### Aim
Exact repetition of every entry is required.

### Data to use
++++++++

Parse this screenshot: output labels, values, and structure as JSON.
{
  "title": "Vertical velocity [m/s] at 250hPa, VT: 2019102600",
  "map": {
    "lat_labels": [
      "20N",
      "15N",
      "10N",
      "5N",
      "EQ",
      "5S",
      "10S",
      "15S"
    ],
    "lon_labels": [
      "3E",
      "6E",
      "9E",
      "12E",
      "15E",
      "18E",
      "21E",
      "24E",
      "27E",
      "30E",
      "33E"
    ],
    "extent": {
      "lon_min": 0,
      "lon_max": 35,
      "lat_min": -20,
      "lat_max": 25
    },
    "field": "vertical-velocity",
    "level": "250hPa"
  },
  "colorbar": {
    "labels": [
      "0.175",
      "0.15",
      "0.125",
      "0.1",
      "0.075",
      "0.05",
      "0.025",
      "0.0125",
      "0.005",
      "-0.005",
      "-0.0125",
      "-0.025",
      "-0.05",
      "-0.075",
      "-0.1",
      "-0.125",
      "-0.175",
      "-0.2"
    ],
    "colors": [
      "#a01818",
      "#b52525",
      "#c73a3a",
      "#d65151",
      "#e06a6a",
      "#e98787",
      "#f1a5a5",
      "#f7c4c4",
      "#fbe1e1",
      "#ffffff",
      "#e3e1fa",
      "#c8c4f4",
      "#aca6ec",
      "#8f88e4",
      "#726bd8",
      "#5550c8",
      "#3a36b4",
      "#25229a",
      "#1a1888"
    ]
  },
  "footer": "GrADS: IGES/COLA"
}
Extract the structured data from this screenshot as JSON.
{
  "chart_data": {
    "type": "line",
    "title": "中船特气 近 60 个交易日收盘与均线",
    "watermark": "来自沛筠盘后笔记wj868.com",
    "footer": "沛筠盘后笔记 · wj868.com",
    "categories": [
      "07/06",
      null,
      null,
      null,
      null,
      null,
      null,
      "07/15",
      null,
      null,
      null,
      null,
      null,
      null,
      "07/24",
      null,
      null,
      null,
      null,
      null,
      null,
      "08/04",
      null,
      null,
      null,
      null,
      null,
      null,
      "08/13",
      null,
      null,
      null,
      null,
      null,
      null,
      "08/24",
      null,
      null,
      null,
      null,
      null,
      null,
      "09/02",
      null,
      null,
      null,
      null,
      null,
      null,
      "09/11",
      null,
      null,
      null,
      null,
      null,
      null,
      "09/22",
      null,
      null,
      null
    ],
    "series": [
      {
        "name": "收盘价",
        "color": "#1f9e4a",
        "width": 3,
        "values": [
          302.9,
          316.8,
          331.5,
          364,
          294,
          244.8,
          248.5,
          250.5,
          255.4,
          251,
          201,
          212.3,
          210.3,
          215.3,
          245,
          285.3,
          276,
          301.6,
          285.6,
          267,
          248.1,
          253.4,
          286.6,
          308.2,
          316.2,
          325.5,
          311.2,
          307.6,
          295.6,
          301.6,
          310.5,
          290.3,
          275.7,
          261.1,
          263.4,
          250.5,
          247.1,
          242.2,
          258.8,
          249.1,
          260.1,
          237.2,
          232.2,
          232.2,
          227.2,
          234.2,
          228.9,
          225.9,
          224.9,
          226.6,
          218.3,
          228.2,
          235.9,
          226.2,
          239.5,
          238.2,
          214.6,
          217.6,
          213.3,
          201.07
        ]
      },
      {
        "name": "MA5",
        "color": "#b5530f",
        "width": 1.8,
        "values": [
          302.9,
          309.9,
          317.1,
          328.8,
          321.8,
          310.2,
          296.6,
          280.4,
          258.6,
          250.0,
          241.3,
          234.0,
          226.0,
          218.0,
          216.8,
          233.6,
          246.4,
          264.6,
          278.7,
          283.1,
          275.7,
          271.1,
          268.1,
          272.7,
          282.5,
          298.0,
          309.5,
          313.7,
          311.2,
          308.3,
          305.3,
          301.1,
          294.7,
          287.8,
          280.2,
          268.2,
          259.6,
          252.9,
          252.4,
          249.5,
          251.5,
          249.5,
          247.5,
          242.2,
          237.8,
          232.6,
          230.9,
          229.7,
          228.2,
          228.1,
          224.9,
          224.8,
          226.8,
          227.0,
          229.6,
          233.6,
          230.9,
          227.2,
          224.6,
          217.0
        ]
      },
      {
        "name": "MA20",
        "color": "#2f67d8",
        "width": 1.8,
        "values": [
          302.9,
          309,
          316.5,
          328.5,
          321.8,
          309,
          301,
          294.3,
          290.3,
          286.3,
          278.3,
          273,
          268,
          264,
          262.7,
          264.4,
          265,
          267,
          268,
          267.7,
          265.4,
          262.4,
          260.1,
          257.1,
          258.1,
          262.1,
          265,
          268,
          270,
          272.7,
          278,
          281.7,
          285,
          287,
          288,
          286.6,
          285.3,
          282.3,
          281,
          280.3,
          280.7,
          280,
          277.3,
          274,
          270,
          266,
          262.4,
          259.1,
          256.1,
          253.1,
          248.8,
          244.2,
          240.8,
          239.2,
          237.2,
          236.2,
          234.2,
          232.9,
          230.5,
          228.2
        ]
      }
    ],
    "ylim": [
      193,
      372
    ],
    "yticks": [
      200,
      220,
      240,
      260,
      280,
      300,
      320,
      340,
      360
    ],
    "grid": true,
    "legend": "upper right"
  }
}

++++++++

### Task response
Parse this screenshot: output labels, values, and structure as JSON.
{
  "title": "Vertical velocity [m/s] at 250hPa, VT: 2019102600",
  "map": {
    "lat_labels": [
      "20N",
      "15N",
      "10N",
      "5N",
      "EQ",
      "5S",
      "10S",
      "15S"
    ],
    "lon_labels": [
      "3E",
      "6E",
      "9E",
      "12E",
      "15E",
      "18E",
      "21E",
      "24E",
      "27E",
      "30E",
      "33E"
    ],
    "extent": {
      "lon_min": 0,
      "lon_max": 35,
      "lat_min": -20,
      "lat_max": 25
    },
    "field": "vertical-velocity",
    "level": "250hPa"
  },
  "colorbar": {
    "labels": [
      "0.175",
      "0.15",
      "0.125",
      "0.1",
      "0.075",
      "0.05",
      "0.025",
      "0.0125",
      "0.005",
      "-0.005",
      "-0.0125",
      "-0.025",
      "-0.05",
      "-0.075",
      "-0.1",
      "-0.125",
      "-0.175",
      "-0.2"
    ],
    "colors": [
      "#a01818",
      "#b52525",
      "#c73a3a",
      "#d65151",
      "#e06a6a",
      "#e98787",
      "#f1a5a5",
      "#f7c4c4",
      "#fbe1e1",
      "#ffffff",
      "#e3e1fa",
      "#c8c4f4",
      "#aca6ec",
      "#8f88e4",
      "#726bd8",
      "#5550c8",
      "#3a36b4",
      "#25229a",
      "#1a1888"
    ]
  },
  "footer": "GrADS: IGES/COLA"
}
Extract the structured data from this screenshot as JSON.
{
  "chart_data": {
    "type": "line",
    "title": "中船特气 近 60 个交易日收盘与均线",
    "watermark": "来自沛筠盘后笔记wj868.com",
    "footer": "沛筠盘后笔记 · wj868.com",
    "categories": [
      "07/06",
      null,
      null,
      null,
      null,
      null,
      null,
      "07/15",
      null,
      null,
      null,
      null,
      null,
      null,
      "07/24",
      null,
      null,
      null,
      null,
      null,
      null,
      "08/04",
      null,
      null,
      null,
      null,
      null,
      null,
      "08/13",
      null,
      null,
      null,
      null,
      null,
      null,
      "08/24",
      null,
      null,
      null,
      null,
      null,
      null,
      "09/02",
      null,
      null,
      null,
      null,
      null,
      null,
      "09/11",
      null,
      null,
      null,
      null,
      null,
      null,
      "09/22",
      null,
      null,
      null
    ],
    "series": [
      {
        "name": "收盘价",
        "color": "#1f9e4a",
        "width": 3,
        "values": [
          302.9,
          316.8,
          331.5,
          364,
          294,
          244.8,
          248.5,
          250.5,
          255.4,
          251,
          201,
          212.3,
          210.3,
          215.3,
          245,
          285.3,
          276,
          301.6,
          285.6,
          267,
          248.1,
          253.4,
          286.6,
          308.2,
          316.2,
          325.5,
          311.2,
          307.6,
          295.6,
          301.6,
          310.5,
          290.3,
          275.7,
          261.1,
          263.4,
          250.5,
          247.1,
          242.2,
          258.8,
          249.1,
          260.1,
          237.2,
          232.2,
          232.2,
          227.2,
          234.2,
          228.9,
          225.9,
          224.9,
          226.6,
          218.3,
          228.2,
          235.9,
          226.2,
          239.5,
          238.2,
          214.6,
          217.6,
          213.3,
          201.07
        ]
      },
      {
        "name": "MA5",
        "color": "#b5530f",
        "width": 1.8,
        "values": [
          302.9,
          309.9,
          317.1,
          328.8,
          321.8,
          310.2,
          296.6,
          280.4,
          258.6,
          250.0,
          241.3,
          234.0,
          226.0,
          218.0,
          216.8,
          233.6,
          246.4,
          264.6,
          278.7,
          283.1,
          275.7,
          271.1,
          268.1,
          272.7,
          282.5,
          298.0,
          309.5,
          313.7,
          311.2,
          308.3,
          305.3,
          301.1,
          294.7,
          287.8,
          280.2,
          268.2,
          259.6,
          252.9,
          252.4,
          249.5,
          251.5,
          249.5,
          247.5,
          242.2,
          237.8,
          232.6,
          230.9,
          229.7,
          228.2,
          228.1,
          224.9,
          224.8,
          226.8,
          227.0,
          229.6,
          233.6,
          230.9,
          227.2,
          224.6,
          217.0
        ]
      },
      {
        "name": "MA20",
        "color": "#2f67d8",
        "width": 1.8,
        "values": [
          302.9,
          309,
          316.5,
          328.5,
          321.8,
          309,
          301,
          294.3,
          290.3,
          286.3,
          278.3,
          273,
          268,
          264,
          262.7,
          264.4,
          265,
          267,
          268,
          267.7,
          265.4,
          262.4,
          260.1,
          257.1,
          258.1,
          262.1,
          265,
          268,
          270,
          272.7,
          278,
          281.7,
          285,
          287,
          288,
          286.6,
          285.3,
          282.3,
          281,
          280.3,
          280.7,
          280,
          277.3,
          274,
          270,
          266,
          262.4,
          259.1,
          256.1,
          253.1,
          248.8,
          244.2,
          240.8,
          239.2,
          237.2,
          236.2,
          234.2,
          232.9,
          230.5,
          228.2
        ]
      }
    ],
    "ylim": [
      193,
      372
    ],
    "yticks": [
      200,
      220,
      240,
      260,
      280,
      300,
      320,
      340,
      360
    ],
    "grid": true,
    "legend": "upper right"
  }
}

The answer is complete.